++++ RECORDS FOR THE EXERCISE ++++

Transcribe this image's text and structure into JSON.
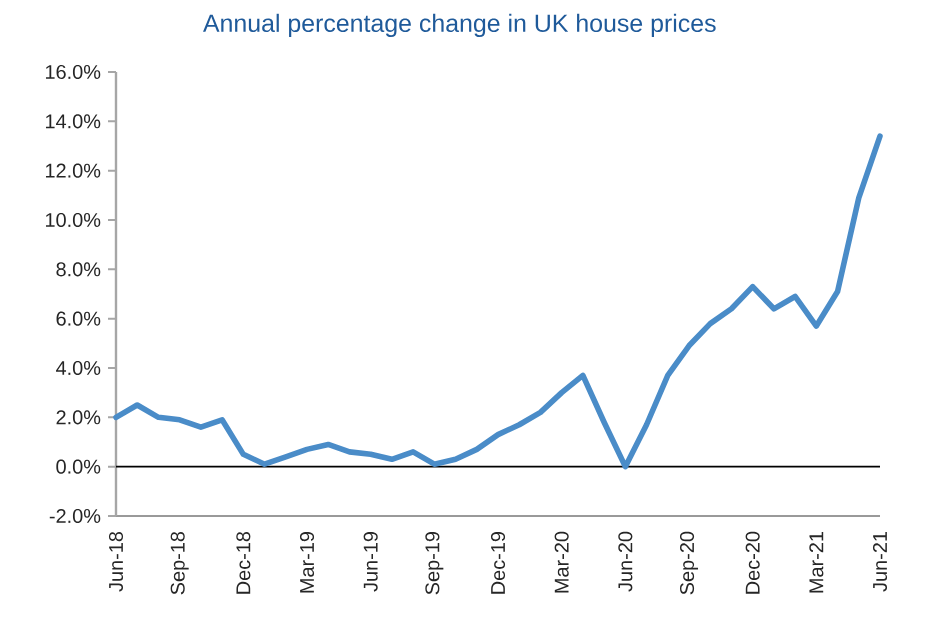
{
  "chart_data": {
    "type": "line",
    "title": "Annual percentage change in UK house prices",
    "categories": [
      "Jun-18",
      null,
      null,
      "Sep-18",
      null,
      null,
      "Dec-18",
      null,
      null,
      "Mar-19",
      null,
      null,
      "Jun-19",
      null,
      null,
      "Sep-19",
      null,
      null,
      "Dec-19",
      null,
      null,
      "Mar-20",
      null,
      null,
      "Jun-20",
      null,
      null,
      "Sep-20",
      null,
      null,
      "Dec-20",
      null,
      null,
      "Mar-21",
      null,
      null,
      "Jun-21"
    ],
    "series": [
      {
        "color": "#4a8cc8",
        "values": [
          2.0,
          2.5,
          2.0,
          1.9,
          1.6,
          1.9,
          0.5,
          0.1,
          0.4,
          0.7,
          0.9,
          0.6,
          0.5,
          0.3,
          0.6,
          0.1,
          0.3,
          0.7,
          1.3,
          1.7,
          2.2,
          3.0,
          3.7,
          1.8,
          0.0,
          1.7,
          3.7,
          4.9,
          5.8,
          6.4,
          7.3,
          6.4,
          6.9,
          5.7,
          7.1,
          10.9,
          13.4
        ]
      }
    ],
    "ylim": [
      -2,
      16
    ],
    "yticks": [
      {
        "value": -2,
        "label": "-2.0%"
      },
      {
        "value": 0,
        "label": "0.0%"
      },
      {
        "value": 2,
        "label": "2.0%"
      },
      {
        "value": 4,
        "label": "4.0%"
      },
      {
        "value": 6,
        "label": "6.0%"
      },
      {
        "value": 8,
        "label": "8.0%"
      },
      {
        "value": 10,
        "label": "10.0%"
      },
      {
        "value": 12,
        "label": "12.0%"
      },
      {
        "value": 14,
        "label": "14.0%"
      },
      {
        "value": 16,
        "label": "16.0%"
      }
    ],
    "ref_lines": [
      {
        "axis": "y",
        "value": 0,
        "color": "#000000"
      }
    ],
    "legend": false,
    "marker": "none",
    "line_style": "solid"
  }
}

++++

*YOUR GOAL*: Count the lines of the data that contain the string "label", and reply with that number alone.

*EXERCISE RESULT*: 10